─── Supplied records ───

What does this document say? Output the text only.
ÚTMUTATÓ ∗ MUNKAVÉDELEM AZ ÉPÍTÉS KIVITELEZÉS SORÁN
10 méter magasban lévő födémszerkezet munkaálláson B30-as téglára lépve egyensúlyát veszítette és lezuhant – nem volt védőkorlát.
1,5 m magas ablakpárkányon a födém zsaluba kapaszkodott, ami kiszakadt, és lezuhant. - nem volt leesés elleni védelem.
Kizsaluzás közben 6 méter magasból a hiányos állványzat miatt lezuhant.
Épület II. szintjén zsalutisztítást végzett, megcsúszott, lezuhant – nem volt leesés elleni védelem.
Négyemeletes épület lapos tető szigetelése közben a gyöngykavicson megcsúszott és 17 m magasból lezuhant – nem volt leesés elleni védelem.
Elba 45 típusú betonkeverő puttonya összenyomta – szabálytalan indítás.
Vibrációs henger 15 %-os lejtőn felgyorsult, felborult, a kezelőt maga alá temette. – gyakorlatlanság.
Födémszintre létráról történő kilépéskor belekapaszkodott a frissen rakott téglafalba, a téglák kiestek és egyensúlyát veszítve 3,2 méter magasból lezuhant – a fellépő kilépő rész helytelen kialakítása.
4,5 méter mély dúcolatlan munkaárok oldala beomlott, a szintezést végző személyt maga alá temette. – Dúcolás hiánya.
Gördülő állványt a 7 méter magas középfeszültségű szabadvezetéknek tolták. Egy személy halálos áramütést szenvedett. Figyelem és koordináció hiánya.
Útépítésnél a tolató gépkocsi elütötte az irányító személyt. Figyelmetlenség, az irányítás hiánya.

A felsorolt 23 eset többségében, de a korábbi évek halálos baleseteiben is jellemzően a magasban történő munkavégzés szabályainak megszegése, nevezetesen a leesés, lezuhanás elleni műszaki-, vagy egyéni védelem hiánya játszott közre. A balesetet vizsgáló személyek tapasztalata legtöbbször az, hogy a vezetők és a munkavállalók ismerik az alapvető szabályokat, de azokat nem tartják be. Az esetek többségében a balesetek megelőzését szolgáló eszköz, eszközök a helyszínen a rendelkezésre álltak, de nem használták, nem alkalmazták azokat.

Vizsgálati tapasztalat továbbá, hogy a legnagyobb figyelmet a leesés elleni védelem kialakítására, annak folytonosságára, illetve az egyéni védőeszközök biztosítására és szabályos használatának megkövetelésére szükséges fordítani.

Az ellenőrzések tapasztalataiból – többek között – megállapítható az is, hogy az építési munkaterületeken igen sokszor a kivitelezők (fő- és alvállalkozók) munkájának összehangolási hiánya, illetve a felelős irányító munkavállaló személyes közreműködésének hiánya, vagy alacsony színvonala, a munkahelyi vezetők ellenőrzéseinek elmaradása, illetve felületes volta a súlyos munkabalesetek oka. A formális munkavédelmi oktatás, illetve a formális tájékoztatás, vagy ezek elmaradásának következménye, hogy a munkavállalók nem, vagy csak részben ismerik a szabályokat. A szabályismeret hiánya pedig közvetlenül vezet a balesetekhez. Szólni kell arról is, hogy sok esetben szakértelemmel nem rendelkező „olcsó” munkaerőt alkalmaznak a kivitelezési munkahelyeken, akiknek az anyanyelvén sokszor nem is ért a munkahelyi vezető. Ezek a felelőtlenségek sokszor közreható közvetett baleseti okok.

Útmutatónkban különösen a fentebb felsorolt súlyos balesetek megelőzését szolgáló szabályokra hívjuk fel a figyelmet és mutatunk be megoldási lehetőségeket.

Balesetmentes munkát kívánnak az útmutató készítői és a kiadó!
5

───
─── Supplied records ───

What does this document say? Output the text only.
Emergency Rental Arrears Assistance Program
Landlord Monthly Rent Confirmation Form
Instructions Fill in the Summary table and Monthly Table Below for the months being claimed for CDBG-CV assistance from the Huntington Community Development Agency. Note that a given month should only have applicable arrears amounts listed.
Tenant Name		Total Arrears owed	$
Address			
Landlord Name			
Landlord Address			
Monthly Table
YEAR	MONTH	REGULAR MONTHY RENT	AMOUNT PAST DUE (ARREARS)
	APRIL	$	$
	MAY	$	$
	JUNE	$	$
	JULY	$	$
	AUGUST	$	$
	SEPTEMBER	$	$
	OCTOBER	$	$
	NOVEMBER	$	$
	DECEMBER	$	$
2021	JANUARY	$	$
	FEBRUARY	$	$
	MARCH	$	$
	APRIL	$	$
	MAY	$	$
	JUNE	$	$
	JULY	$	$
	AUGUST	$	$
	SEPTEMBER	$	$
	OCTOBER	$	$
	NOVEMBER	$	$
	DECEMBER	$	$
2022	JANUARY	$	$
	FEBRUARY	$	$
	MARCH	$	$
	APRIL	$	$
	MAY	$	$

───
─── Supplied records ───

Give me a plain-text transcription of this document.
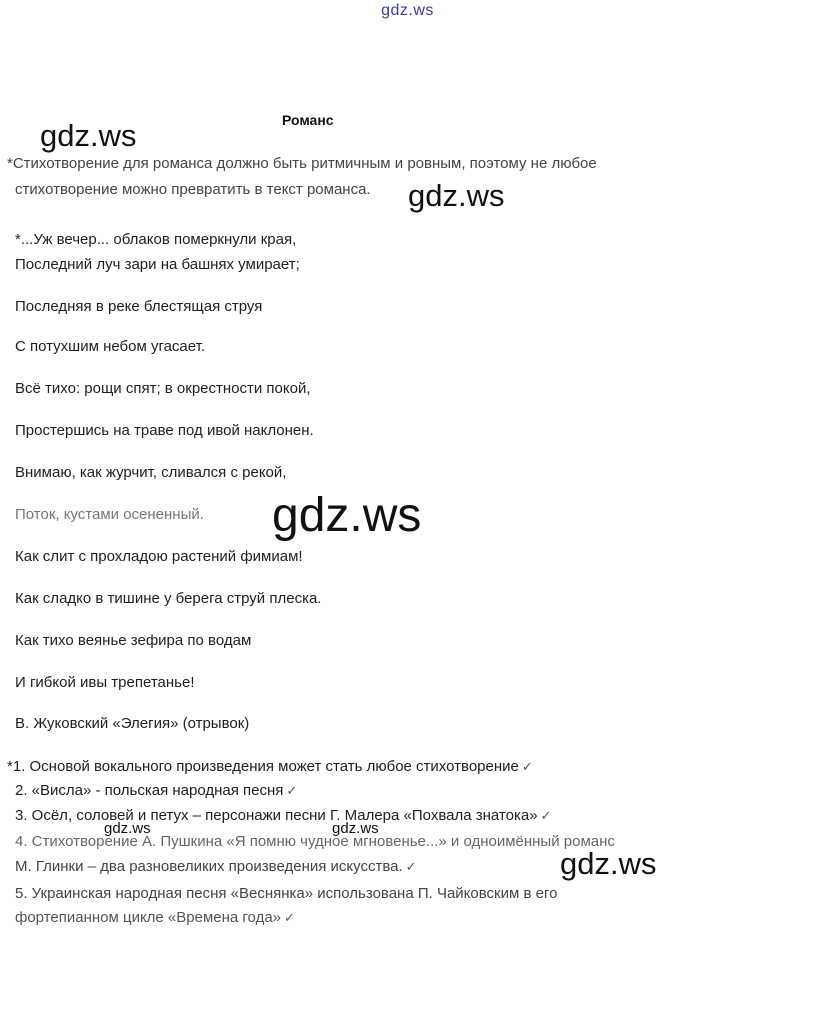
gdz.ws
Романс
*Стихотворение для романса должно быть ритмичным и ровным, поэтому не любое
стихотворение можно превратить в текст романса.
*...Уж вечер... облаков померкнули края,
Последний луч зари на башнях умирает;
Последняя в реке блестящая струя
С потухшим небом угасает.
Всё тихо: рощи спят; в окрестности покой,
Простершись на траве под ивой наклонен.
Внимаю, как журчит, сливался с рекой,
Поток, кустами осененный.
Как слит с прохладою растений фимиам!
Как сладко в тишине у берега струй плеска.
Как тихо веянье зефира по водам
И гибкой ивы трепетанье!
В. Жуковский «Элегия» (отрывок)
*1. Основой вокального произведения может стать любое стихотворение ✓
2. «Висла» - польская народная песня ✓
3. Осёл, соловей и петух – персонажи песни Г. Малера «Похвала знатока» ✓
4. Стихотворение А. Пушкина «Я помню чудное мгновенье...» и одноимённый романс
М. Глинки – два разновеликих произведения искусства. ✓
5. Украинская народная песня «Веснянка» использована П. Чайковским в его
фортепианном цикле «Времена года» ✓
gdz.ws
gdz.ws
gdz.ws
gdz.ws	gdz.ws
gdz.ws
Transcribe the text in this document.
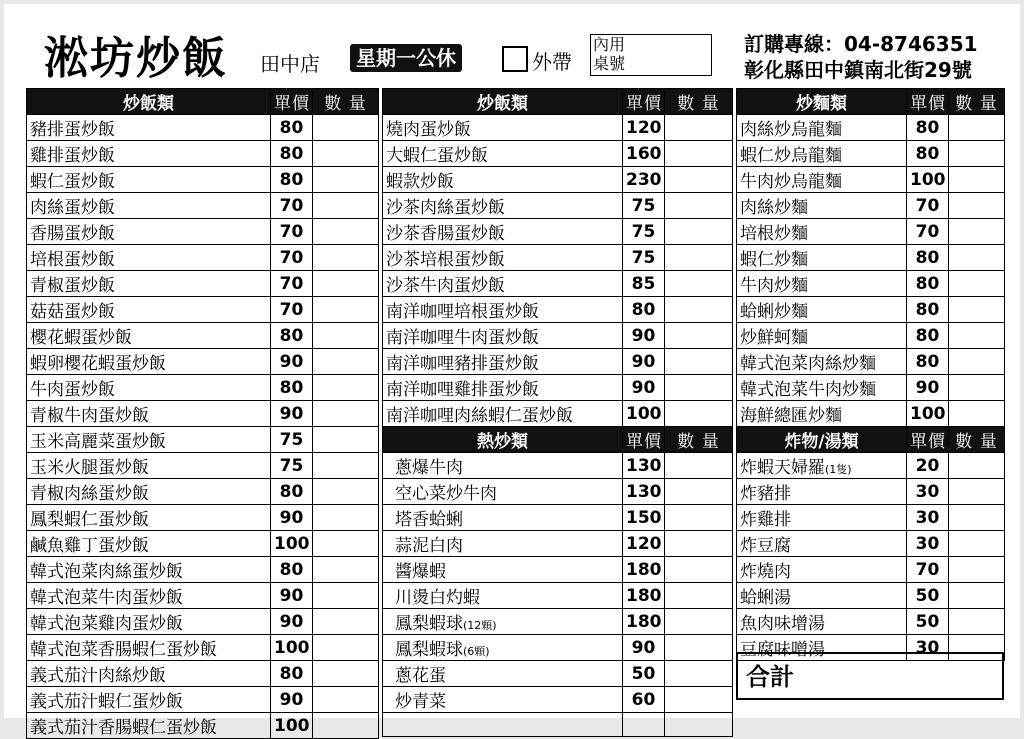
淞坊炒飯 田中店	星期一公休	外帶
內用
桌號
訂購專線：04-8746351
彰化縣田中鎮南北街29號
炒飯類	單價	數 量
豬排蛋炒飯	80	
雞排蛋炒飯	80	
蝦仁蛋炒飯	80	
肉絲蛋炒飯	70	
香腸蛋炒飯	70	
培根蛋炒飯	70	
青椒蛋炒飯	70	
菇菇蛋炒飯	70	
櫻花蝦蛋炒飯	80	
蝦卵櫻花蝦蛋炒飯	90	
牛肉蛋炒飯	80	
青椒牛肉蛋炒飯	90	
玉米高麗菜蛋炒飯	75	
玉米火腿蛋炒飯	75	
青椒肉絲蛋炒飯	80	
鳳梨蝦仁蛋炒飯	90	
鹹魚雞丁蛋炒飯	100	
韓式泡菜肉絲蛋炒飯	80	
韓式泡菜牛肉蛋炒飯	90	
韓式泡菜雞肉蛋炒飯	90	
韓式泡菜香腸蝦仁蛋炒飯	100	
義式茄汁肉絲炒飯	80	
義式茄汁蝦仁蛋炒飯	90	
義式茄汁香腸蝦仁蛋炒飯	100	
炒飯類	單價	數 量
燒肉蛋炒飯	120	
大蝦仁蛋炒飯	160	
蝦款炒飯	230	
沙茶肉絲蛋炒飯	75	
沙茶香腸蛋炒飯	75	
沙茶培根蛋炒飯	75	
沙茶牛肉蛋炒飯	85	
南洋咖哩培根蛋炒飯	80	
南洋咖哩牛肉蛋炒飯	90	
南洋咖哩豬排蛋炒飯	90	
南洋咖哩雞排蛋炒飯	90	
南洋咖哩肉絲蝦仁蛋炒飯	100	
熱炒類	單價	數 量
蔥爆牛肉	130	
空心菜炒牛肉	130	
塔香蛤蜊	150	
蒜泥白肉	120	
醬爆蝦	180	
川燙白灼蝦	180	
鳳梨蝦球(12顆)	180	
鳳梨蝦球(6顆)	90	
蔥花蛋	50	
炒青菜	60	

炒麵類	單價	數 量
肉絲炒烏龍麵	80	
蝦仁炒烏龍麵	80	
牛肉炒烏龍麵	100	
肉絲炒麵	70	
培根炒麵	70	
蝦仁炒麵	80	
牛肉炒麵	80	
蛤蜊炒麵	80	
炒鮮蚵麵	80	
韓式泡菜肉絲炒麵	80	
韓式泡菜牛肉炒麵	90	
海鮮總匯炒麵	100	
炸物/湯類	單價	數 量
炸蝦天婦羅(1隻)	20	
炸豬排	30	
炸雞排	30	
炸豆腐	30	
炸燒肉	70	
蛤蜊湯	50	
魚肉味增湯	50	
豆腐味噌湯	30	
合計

───

■ What you will do ■
The word "Landlord" appears in how many lines of the data? Answer with only the number.

■ The reply ■
3